Items from a dataset:
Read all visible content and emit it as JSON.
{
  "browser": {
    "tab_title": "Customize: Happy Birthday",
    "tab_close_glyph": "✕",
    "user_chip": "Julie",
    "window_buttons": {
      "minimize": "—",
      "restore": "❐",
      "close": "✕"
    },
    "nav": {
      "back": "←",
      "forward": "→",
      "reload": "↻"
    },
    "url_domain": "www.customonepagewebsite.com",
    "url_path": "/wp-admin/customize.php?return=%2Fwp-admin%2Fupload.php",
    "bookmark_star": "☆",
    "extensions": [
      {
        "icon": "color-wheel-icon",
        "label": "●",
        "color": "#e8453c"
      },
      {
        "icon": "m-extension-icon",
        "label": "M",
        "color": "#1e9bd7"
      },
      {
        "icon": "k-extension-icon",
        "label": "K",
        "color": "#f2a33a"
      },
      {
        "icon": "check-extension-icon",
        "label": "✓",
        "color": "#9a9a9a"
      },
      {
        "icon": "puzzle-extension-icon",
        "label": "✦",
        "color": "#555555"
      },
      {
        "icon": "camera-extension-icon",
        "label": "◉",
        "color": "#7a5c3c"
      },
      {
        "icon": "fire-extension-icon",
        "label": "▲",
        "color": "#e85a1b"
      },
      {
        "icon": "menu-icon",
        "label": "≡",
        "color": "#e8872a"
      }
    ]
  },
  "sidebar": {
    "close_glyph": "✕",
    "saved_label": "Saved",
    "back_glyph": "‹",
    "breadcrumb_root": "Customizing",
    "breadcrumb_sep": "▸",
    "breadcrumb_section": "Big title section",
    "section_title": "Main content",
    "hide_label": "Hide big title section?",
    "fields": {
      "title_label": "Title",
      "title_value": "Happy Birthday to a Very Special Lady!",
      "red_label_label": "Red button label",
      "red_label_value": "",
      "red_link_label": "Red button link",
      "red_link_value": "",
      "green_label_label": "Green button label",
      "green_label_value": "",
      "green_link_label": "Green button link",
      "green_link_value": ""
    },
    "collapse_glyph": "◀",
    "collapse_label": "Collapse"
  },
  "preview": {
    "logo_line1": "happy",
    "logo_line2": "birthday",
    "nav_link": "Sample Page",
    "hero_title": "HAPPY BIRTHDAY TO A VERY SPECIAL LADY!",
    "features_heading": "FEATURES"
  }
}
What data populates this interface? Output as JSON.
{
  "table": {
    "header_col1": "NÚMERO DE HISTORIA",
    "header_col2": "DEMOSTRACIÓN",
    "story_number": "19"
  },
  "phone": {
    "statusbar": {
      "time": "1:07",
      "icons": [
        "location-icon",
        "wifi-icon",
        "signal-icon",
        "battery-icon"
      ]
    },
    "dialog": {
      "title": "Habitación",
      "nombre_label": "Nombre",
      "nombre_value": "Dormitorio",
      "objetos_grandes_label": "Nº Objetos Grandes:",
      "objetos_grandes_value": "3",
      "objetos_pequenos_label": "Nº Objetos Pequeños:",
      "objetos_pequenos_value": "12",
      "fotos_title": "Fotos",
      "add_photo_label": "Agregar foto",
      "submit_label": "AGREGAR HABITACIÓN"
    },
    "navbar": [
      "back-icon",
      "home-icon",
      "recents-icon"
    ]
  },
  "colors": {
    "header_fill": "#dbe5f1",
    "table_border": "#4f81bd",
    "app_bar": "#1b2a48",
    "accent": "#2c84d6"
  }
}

▶ [Given task]: The listing above must be transcribed exactly, line by line.

▶ [Task answer]:
Read all visible content and emit it as JSON.
{
  "browser": {
    "tab_title": "Customize: Happy Birthday",
    "tab_close_glyph": "✕",
    "user_chip": "Julie",
    "window_buttons": {
      "minimize": "—",
      "restore": "❐",
      "close": "✕"
    },
    "nav": {
      "back": "←",
      "forward": "→",
      "reload": "↻"
    },
    "url_domain": "www.customonepagewebsite.com",
    "url_path": "/wp-admin/customize.php?return=%2Fwp-admin%2Fupload.php",
    "bookmark_star": "☆",
    "extensions": [
      {
        "icon": "color-wheel-icon",
        "label": "●",
        "color": "#e8453c"
      },
      {
        "icon": "m-extension-icon",
        "label": "M",
        "color": "#1e9bd7"
      },
      {
        "icon": "k-extension-icon",
        "label": "K",
        "color": "#f2a33a"
      },
      {
        "icon": "check-extension-icon",
        "label": "✓",
        "color": "#9a9a9a"
      },
      {
        "icon": "puzzle-extension-icon",
        "label": "✦",
        "color": "#555555"
      },
      {
        "icon": "camera-extension-icon",
        "label": "◉",
        "color": "#7a5c3c"
      },
      {
        "icon": "fire-extension-icon",
        "label": "▲",
        "color": "#e85a1b"
      },
      {
        "icon": "menu-icon",
        "label": "≡",
        "color": "#e8872a"
      }
    ]
  },
  "sidebar": {
    "close_glyph": "✕",
    "saved_label": "Saved",
    "back_glyph": "‹",
    "breadcrumb_root": "Customizing",
    "breadcrumb_sep": "▸",
    "breadcrumb_section": "Big title section",
    "section_title": "Main content",
    "hide_label": "Hide big title section?",
    "fields": {
      "title_label": "Title",
      "title_value": "Happy Birthday to a Very Special Lady!",
      "red_label_label": "Red button label",
      "red_label_value": "",
      "red_link_label": "Red button link",
      "red_link_value": "",
      "green_label_label": "Green button label",
      "green_label_value": "",
      "green_link_label": "Green button link",
      "green_link_value": ""
    },
    "collapse_glyph": "◀",
    "collapse_label": "Collapse"
  },
  "preview": {
    "logo_line1": "happy",
    "logo_line2": "birthday",
    "nav_link": "Sample Page",
    "hero_title": "HAPPY BIRTHDAY TO A VERY SPECIAL LADY!",
    "features_heading": "FEATURES"
  }
}
What data populates this interface? Output as JSON.
{
  "table": {
    "header_col1": "NÚMERO DE HISTORIA",
    "header_col2": "DEMOSTRACIÓN",
    "story_number": "19"
  },
  "phone": {
    "statusbar": {
      "time": "1:07",
      "icons": [
        "location-icon",
        "wifi-icon",
        "signal-icon",
        "battery-icon"
      ]
    },
    "dialog": {
      "title": "Habitación",
      "nombre_label": "Nombre",
      "nombre_value": "Dormitorio",
      "objetos_grandes_label": "Nº Objetos Grandes:",
      "objetos_grandes_value": "3",
      "objetos_pequenos_label": "Nº Objetos Pequeños:",
      "objetos_pequenos_value": "12",
      "fotos_title": "Fotos",
      "add_photo_label": "Agregar foto",
      "submit_label": "AGREGAR HABITACIÓN"
    },
    "navbar": [
      "back-icon",
      "home-icon",
      "recents-icon"
    ]
  },
  "colors": {
    "header_fill": "#dbe5f1",
    "table_border": "#4f81bd",
    "app_bar": "#1b2a48",
    "accent": "#2c84d6"
  }
}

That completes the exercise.